### Set task
Find every line in the records below that holds the word "Growth", and copy it out.

>> START

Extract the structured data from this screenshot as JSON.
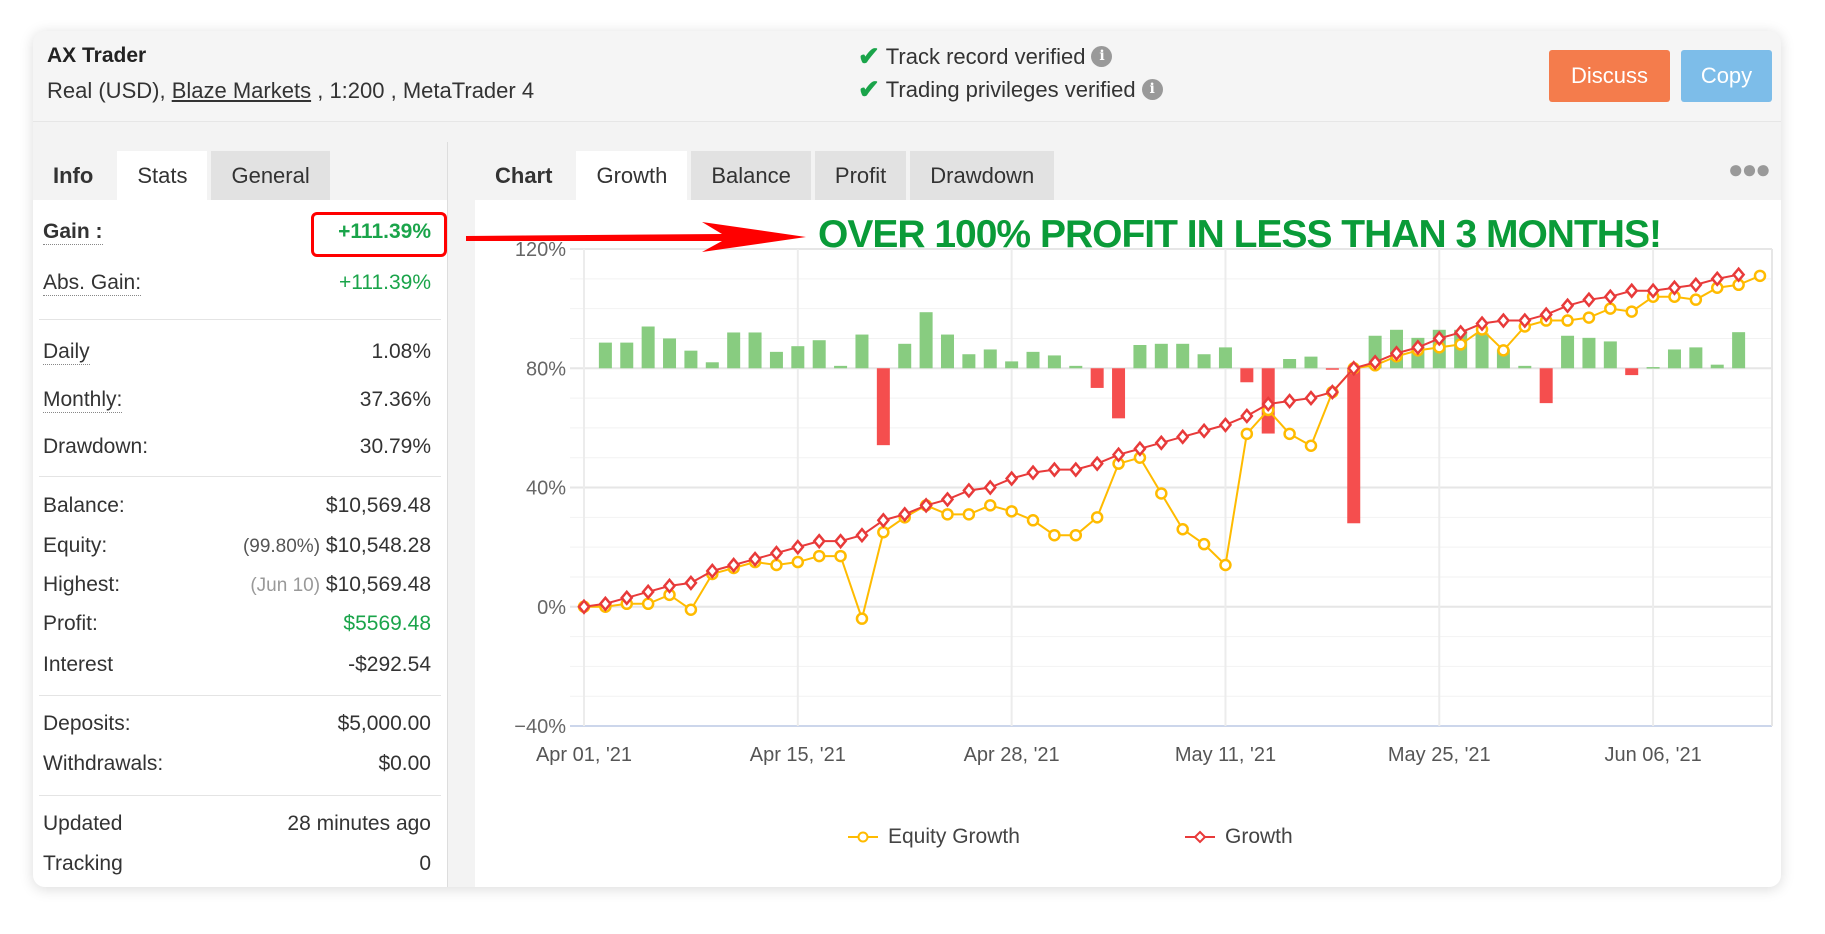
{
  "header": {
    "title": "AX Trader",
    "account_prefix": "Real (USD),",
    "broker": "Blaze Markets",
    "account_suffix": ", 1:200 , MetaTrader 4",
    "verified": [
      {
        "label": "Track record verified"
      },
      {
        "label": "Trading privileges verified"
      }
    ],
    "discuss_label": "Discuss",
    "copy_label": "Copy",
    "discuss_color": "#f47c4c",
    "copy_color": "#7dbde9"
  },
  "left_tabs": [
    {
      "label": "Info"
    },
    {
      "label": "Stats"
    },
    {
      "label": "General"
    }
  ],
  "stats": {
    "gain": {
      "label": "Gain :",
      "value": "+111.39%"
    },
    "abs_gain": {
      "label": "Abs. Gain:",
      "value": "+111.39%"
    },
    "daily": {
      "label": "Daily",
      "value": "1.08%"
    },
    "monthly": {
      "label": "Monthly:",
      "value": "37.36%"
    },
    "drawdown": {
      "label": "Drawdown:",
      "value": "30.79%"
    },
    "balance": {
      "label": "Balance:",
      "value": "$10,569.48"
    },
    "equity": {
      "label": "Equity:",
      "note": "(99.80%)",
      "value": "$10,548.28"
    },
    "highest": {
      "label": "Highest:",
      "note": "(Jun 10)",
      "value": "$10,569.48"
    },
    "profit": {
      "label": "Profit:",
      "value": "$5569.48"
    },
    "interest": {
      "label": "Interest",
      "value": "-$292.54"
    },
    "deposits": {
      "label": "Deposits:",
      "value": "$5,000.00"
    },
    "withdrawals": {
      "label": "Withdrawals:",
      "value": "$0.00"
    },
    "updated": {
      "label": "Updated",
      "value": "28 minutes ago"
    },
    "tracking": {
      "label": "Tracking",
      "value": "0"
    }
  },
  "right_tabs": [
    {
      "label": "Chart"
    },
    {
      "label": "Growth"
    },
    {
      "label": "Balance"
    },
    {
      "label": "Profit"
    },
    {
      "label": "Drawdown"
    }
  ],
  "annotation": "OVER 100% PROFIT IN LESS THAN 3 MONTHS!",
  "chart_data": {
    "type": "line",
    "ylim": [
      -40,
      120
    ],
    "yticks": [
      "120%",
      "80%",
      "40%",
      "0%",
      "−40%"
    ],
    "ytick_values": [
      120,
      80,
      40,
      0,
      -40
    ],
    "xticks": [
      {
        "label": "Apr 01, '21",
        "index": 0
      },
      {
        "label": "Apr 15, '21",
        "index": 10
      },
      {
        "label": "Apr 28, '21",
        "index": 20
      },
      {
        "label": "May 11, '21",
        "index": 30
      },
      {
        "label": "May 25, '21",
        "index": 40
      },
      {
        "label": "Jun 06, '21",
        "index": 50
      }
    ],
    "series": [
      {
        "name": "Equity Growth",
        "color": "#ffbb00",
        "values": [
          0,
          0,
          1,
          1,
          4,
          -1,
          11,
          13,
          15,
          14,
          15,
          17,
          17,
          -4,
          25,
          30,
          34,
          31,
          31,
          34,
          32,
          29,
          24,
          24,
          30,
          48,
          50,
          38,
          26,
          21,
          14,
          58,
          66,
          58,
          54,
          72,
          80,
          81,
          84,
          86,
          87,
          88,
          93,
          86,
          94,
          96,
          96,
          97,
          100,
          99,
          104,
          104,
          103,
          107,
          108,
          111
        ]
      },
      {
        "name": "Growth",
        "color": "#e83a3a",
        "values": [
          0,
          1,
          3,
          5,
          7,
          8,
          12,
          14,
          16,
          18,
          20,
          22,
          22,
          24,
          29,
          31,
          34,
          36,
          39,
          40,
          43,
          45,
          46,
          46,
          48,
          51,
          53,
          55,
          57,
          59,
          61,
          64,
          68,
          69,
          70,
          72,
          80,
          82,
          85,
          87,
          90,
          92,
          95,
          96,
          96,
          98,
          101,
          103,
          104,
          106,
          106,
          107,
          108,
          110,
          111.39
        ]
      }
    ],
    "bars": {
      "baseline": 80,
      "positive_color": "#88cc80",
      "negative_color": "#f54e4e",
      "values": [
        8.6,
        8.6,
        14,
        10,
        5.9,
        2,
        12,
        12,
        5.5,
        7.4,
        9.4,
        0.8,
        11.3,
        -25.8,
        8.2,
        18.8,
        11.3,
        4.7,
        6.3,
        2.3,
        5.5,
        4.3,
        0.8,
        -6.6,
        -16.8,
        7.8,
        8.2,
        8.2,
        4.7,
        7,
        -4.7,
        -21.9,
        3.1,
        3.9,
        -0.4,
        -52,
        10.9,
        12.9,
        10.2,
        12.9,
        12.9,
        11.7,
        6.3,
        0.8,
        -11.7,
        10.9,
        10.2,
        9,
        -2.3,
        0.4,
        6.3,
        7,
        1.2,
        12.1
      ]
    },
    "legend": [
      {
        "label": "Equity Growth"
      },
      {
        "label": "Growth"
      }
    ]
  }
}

>> END
>> START

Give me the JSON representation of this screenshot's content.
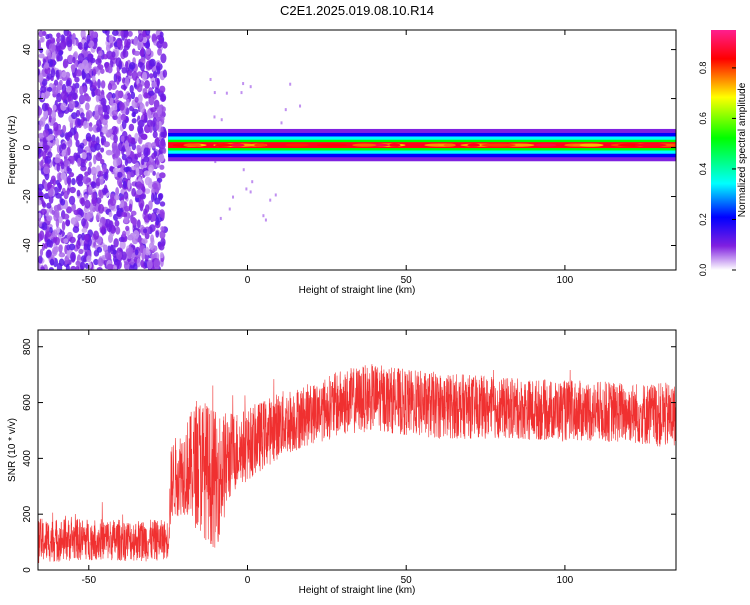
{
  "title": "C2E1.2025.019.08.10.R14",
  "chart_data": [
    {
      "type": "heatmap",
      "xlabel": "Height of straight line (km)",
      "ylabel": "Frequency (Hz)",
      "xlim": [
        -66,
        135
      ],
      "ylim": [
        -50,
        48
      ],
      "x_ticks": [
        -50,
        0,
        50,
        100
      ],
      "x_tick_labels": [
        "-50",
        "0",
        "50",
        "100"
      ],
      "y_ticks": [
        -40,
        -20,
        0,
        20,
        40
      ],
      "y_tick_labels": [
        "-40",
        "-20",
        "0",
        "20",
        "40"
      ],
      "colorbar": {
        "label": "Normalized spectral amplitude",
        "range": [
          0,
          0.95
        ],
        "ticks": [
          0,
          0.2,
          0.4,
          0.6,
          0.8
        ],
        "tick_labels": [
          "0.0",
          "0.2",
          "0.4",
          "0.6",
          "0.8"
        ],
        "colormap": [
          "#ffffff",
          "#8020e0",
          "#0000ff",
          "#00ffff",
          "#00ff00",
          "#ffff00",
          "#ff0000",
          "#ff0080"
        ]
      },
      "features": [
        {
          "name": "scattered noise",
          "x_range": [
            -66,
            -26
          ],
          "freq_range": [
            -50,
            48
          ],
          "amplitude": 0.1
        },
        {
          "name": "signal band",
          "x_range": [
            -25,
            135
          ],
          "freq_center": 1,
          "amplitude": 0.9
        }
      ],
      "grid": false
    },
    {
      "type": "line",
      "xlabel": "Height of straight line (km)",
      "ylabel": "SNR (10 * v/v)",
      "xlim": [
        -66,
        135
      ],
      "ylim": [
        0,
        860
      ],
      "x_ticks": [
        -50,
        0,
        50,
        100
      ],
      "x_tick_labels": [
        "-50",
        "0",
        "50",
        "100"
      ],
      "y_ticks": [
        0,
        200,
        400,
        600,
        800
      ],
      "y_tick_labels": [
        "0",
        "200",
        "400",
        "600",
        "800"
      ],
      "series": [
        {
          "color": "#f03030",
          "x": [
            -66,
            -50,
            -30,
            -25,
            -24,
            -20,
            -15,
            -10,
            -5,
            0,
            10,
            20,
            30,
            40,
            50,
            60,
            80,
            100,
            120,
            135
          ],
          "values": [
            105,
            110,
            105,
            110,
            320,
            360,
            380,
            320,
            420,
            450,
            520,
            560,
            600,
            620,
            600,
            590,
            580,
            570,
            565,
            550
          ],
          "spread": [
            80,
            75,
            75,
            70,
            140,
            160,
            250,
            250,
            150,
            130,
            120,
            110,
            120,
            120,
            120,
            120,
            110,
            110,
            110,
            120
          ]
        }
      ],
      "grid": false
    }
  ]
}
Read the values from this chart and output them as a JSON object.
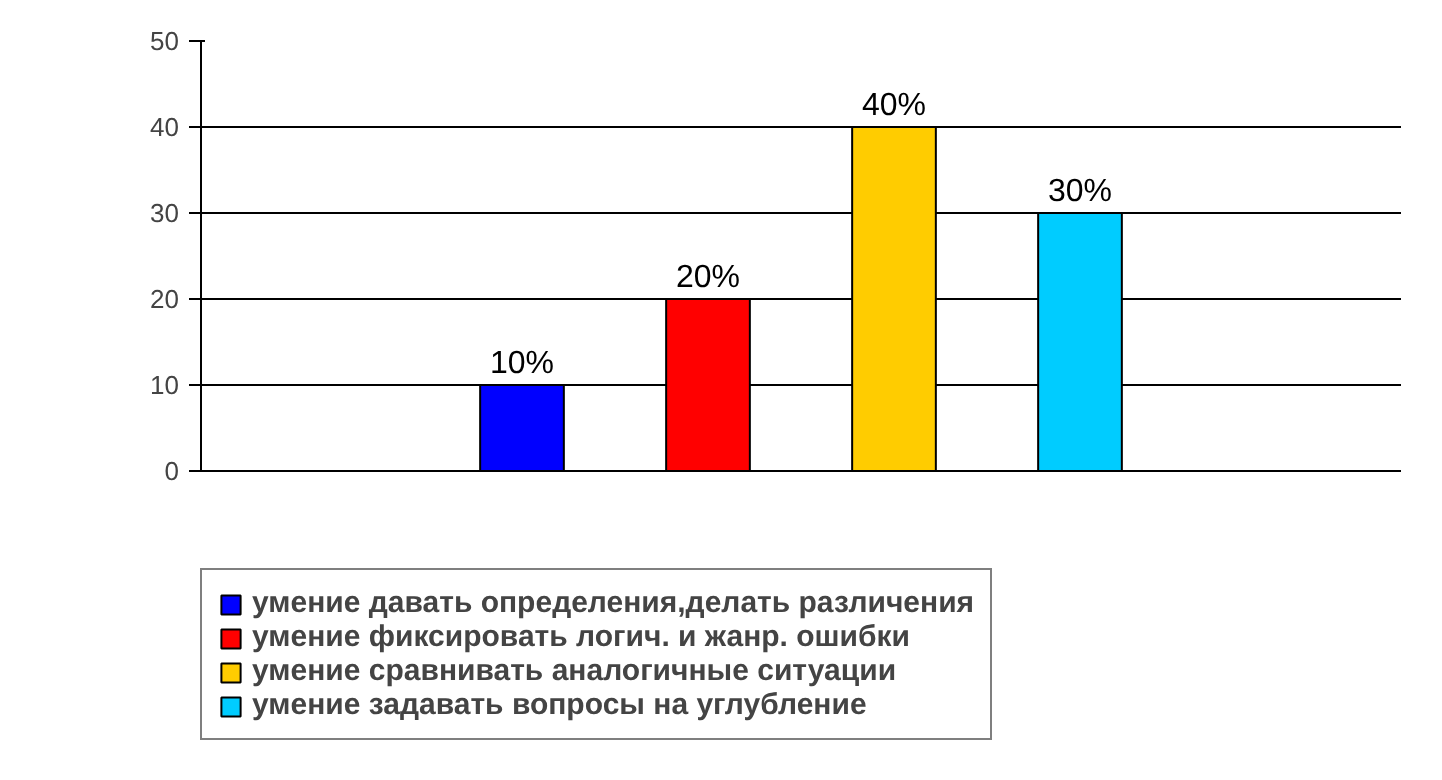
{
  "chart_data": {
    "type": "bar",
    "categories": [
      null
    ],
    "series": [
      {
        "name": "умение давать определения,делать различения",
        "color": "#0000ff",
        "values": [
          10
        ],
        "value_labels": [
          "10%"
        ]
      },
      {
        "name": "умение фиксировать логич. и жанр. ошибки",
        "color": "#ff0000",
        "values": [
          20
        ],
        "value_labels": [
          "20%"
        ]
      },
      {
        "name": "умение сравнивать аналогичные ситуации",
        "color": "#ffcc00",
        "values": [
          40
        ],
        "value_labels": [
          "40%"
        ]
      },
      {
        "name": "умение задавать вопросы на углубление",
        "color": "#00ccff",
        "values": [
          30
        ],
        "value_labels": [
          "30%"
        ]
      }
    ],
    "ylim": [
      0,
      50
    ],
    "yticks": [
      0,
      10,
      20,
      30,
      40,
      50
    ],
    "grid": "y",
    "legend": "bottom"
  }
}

>> END

### Response
      "label": "Growth"
        "name": "Equity Growth",
        "name": "Growth",
        "label": "Equity Growth"
        "label": "Growth"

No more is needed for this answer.